* Stated exercise:
Search the listing for "اجلاس" and copy every line where it appears.

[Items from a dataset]
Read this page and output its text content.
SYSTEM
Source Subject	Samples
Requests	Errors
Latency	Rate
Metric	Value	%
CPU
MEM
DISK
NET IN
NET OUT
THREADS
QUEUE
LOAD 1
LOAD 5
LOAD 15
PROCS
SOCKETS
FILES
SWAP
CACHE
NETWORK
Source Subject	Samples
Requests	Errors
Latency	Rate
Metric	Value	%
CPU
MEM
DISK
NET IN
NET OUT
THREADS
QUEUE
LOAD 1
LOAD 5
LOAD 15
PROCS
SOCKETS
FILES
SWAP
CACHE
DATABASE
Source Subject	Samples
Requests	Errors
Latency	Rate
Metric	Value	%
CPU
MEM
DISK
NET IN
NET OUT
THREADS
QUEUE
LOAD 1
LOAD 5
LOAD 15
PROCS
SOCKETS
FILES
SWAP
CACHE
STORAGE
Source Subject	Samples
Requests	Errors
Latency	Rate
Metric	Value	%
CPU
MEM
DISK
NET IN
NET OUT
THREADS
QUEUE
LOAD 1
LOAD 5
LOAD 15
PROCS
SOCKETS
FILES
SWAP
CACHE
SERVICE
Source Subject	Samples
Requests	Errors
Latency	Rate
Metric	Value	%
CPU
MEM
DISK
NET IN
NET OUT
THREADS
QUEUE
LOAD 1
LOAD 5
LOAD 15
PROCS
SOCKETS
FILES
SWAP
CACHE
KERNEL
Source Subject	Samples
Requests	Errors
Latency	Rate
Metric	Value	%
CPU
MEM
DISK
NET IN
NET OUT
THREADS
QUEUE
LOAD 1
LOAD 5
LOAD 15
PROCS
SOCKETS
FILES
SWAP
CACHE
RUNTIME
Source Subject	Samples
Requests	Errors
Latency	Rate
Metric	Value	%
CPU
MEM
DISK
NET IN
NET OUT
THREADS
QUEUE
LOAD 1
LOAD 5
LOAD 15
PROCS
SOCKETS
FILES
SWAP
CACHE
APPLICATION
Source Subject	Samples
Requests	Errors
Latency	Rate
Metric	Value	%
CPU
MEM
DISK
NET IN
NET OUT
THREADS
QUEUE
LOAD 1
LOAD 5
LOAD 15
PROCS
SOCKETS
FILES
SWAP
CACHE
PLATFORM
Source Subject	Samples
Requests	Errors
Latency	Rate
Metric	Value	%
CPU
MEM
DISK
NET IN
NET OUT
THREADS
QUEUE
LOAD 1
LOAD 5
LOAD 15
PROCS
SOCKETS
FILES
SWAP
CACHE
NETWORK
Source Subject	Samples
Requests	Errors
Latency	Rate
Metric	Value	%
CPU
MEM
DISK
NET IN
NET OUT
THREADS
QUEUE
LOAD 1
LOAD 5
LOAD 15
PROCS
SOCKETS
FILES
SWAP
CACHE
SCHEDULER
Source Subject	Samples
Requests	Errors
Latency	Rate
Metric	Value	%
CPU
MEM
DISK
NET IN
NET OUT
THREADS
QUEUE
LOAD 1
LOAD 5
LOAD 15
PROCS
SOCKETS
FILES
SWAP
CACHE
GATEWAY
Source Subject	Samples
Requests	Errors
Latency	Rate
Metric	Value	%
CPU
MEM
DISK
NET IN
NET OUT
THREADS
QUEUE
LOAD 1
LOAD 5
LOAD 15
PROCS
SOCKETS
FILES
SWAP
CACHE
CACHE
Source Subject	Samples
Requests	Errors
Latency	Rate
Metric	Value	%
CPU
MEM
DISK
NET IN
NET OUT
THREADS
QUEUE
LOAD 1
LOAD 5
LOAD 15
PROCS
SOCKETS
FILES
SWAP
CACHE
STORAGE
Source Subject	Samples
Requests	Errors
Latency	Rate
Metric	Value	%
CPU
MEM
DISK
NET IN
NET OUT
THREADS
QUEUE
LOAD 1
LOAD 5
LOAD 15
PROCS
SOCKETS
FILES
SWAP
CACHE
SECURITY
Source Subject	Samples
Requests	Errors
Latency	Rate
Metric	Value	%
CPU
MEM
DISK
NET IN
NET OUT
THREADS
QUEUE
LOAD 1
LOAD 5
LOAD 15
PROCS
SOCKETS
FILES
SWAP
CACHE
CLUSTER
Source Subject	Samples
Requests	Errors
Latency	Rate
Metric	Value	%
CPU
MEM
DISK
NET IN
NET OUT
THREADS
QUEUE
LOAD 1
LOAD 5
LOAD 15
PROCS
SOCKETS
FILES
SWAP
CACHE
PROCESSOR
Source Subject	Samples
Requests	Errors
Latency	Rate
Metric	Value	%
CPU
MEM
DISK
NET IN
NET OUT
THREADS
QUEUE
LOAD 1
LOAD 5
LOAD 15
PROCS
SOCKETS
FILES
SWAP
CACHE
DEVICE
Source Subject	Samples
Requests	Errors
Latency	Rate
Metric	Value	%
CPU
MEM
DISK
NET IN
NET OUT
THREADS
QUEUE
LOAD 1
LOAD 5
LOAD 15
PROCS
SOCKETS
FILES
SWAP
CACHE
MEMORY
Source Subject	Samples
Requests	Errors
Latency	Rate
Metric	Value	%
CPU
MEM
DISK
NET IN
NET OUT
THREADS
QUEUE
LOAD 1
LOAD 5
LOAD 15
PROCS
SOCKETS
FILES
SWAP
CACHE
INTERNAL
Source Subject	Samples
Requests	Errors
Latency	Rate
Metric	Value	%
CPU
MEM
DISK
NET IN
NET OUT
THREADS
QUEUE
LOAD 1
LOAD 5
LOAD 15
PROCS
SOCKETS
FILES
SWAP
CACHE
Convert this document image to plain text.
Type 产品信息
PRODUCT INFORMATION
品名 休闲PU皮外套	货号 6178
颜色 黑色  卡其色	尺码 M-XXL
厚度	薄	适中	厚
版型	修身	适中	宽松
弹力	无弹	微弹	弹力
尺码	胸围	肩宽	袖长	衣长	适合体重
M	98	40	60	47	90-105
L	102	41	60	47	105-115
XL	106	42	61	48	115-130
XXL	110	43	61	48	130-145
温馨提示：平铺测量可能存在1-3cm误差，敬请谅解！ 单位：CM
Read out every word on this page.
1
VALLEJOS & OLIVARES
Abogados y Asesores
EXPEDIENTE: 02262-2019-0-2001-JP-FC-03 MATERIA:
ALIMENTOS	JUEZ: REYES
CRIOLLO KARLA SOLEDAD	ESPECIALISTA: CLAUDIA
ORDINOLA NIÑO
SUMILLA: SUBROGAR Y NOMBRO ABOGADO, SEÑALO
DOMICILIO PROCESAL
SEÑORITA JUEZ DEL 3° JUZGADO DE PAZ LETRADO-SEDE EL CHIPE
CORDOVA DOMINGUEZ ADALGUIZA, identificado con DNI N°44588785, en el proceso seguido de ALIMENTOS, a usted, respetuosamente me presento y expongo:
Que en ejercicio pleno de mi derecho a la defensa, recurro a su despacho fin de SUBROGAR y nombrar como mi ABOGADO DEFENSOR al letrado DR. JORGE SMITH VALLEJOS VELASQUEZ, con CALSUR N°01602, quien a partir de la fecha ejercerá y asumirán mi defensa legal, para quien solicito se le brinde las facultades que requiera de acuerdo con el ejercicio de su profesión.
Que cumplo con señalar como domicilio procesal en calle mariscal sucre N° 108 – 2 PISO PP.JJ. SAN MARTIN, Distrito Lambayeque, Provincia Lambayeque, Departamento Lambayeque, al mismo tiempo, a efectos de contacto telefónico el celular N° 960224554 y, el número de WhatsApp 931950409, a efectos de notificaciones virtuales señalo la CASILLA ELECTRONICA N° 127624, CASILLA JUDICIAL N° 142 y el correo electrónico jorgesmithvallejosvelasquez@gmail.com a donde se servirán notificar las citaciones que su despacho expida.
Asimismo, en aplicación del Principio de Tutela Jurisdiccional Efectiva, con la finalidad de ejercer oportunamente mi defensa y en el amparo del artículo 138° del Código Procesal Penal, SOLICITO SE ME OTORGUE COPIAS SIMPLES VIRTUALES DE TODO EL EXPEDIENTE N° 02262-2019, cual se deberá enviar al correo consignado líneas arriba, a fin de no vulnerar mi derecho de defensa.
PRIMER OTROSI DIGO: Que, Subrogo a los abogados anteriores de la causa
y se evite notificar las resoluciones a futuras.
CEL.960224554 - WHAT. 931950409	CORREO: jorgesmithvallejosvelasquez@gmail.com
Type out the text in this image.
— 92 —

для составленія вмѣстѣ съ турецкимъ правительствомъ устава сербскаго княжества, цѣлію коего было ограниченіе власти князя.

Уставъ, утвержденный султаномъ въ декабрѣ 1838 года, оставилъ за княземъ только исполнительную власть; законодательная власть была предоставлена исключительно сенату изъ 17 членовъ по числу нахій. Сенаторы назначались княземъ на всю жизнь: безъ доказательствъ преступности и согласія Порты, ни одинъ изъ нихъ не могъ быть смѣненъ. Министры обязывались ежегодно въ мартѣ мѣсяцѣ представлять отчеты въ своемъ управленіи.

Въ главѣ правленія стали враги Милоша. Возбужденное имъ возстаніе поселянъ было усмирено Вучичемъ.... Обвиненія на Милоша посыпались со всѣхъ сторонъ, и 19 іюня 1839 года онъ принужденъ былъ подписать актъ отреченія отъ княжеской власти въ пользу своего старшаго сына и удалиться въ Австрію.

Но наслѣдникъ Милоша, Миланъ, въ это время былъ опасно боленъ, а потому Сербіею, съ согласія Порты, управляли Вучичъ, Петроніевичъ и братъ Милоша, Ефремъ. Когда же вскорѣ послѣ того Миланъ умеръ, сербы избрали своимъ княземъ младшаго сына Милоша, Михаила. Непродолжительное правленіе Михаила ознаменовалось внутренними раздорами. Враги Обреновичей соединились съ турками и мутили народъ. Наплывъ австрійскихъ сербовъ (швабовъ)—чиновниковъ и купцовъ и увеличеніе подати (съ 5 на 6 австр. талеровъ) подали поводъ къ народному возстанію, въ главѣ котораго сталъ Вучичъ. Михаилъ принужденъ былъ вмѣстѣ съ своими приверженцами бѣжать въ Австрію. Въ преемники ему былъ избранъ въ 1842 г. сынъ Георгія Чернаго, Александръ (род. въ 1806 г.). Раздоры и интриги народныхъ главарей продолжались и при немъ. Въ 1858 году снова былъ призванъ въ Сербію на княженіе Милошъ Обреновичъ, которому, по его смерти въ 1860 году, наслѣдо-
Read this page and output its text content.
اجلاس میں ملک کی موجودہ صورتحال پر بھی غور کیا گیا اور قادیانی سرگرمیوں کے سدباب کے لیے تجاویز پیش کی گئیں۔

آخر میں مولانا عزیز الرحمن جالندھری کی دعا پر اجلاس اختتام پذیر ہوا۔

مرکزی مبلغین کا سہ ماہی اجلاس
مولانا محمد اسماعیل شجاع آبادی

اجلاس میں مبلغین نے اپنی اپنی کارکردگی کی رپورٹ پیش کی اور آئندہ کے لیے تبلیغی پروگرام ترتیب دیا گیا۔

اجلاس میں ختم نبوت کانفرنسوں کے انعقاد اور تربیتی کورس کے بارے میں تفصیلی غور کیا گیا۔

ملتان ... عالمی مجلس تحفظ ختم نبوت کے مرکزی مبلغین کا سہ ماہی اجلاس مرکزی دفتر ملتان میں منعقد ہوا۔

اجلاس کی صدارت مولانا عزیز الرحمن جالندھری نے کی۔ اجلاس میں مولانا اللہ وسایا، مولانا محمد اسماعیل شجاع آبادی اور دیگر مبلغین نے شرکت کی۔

* Exercise answer:
اجلاس میں ملک کی موجودہ صورتحال پر بھی غور کیا گیا اور قادیانی سرگرمیوں کے سدباب کے لیے تجاویز پیش کی گئیں۔
آخر میں مولانا عزیز الرحمن جالندھری کی دعا پر اجلاس اختتام پذیر ہوا۔
مرکزی مبلغین کا سہ ماہی اجلاس
اجلاس میں مبلغین نے اپنی اپنی کارکردگی کی رپورٹ پیش کی اور آئندہ کے لیے تبلیغی پروگرام ترتیب دیا گیا۔
اجلاس میں ختم نبوت کانفرنسوں کے انعقاد اور تربیتی کورس کے بارے میں تفصیلی غور کیا گیا۔
ملتان ... عالمی مجلس تحفظ ختم نبوت کے مرکزی مبلغین کا سہ ماہی اجلاس مرکزی دفتر ملتان میں منعقد ہوا۔
اجلاس کی صدارت مولانا عزیز الرحمن جالندھری نے کی۔ اجلاس میں مولانا اللہ وسایا، مولانا محمد اسماعیل شجاع آبادی اور دیگر مبلغین نے شرکت کی۔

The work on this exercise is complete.